--- Given task ---
Show each line that has the string "prefix" in it.

--- Records to process ---
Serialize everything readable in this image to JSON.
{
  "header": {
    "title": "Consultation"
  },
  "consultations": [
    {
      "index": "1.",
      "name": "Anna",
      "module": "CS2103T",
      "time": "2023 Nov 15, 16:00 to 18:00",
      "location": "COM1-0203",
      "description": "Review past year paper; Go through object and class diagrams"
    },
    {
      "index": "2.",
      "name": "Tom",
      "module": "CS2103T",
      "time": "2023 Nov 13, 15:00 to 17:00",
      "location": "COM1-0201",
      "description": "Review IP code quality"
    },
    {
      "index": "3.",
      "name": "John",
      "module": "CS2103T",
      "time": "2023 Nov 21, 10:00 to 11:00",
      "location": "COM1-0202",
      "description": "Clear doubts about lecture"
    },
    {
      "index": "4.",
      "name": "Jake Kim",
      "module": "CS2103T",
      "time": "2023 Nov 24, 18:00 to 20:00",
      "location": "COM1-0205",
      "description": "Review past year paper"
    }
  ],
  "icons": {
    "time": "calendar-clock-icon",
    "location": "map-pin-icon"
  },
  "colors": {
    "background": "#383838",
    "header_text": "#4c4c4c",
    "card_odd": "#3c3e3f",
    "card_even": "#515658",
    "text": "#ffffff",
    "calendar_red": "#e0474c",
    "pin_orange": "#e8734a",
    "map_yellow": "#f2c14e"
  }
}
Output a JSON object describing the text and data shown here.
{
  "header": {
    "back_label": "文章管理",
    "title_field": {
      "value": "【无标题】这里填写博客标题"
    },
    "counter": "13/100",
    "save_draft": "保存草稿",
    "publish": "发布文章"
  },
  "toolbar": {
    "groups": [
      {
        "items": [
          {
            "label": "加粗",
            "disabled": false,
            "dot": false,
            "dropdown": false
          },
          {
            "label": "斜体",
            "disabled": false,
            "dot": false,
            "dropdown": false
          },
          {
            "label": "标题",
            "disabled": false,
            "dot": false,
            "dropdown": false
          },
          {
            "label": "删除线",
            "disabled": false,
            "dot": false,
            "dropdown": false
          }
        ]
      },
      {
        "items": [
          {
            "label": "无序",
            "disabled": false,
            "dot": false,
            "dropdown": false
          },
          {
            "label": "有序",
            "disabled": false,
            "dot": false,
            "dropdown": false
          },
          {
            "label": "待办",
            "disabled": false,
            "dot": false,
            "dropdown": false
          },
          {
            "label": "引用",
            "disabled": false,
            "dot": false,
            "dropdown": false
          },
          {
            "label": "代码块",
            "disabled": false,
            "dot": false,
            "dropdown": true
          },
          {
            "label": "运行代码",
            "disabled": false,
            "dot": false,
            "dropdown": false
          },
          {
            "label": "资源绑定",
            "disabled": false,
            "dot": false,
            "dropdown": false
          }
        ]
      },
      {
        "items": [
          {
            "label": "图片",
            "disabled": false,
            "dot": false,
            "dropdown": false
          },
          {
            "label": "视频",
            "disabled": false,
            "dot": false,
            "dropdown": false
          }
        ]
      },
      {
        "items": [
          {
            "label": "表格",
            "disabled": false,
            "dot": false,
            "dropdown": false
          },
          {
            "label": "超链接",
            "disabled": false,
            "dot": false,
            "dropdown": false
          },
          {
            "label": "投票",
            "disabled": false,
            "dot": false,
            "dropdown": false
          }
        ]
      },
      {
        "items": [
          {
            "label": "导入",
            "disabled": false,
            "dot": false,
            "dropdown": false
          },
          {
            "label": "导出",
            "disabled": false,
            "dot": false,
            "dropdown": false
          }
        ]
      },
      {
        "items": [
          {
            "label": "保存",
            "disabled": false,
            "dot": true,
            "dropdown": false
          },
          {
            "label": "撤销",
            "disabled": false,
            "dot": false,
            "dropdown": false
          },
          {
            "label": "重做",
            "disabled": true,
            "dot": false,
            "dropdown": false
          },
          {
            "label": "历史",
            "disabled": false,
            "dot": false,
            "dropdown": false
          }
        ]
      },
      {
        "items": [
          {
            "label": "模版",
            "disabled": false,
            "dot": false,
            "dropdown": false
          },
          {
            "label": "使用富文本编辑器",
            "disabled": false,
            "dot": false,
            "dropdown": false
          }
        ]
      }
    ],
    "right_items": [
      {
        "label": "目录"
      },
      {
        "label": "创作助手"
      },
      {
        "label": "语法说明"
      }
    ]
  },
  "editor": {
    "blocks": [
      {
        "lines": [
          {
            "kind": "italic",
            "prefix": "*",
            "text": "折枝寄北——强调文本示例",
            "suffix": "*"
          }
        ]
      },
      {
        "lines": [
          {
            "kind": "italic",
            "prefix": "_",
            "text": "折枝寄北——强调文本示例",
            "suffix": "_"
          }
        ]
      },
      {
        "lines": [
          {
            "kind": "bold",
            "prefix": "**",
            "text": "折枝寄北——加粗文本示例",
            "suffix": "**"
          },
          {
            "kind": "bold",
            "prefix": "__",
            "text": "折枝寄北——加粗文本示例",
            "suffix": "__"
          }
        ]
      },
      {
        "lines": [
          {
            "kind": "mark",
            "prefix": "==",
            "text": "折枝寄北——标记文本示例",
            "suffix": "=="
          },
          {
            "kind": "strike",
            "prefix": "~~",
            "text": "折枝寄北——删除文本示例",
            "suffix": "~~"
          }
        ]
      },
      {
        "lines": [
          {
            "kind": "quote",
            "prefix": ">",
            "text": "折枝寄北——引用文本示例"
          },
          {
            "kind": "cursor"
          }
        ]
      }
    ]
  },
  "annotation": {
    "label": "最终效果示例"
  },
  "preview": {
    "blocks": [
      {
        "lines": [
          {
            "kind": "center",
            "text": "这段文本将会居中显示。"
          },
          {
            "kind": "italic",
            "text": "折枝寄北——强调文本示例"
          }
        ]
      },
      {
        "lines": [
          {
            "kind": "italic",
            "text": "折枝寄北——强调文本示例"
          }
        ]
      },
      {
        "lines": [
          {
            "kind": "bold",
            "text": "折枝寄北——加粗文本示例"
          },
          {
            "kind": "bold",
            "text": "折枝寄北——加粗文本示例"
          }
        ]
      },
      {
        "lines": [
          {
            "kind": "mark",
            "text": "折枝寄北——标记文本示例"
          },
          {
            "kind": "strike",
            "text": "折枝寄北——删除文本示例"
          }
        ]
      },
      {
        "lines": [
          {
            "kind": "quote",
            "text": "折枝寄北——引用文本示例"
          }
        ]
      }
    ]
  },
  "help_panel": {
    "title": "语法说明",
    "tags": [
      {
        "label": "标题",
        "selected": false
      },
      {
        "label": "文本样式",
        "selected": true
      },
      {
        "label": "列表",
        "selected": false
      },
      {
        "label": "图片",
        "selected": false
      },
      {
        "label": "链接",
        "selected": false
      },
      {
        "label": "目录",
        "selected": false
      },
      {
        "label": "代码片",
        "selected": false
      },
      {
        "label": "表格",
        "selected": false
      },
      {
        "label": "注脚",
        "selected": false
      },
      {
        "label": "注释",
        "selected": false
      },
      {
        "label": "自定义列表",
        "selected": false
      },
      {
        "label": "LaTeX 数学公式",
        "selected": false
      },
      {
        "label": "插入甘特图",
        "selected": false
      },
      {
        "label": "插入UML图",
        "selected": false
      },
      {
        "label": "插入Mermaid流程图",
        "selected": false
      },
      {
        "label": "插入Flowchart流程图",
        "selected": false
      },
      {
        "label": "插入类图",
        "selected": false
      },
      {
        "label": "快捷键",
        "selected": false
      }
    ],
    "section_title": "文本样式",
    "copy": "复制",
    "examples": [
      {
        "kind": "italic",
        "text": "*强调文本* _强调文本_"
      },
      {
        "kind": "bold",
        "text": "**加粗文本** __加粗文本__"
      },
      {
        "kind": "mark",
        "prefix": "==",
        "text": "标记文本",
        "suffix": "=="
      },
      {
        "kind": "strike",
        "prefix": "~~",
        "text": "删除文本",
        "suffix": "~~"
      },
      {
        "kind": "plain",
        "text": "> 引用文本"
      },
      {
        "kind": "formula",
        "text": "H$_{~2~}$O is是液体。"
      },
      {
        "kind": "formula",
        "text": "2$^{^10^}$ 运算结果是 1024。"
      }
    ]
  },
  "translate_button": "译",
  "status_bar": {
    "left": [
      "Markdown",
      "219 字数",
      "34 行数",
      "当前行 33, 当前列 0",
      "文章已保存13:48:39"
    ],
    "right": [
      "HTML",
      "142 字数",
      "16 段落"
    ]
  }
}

--- Exercise answer ---
            "prefix": "*",
            "prefix": "_",
            "prefix": "**",
            "prefix": "__",
            "prefix": "==",
            "prefix": "~~",
            "prefix": ">",
        "prefix": "==",
        "prefix": "~~",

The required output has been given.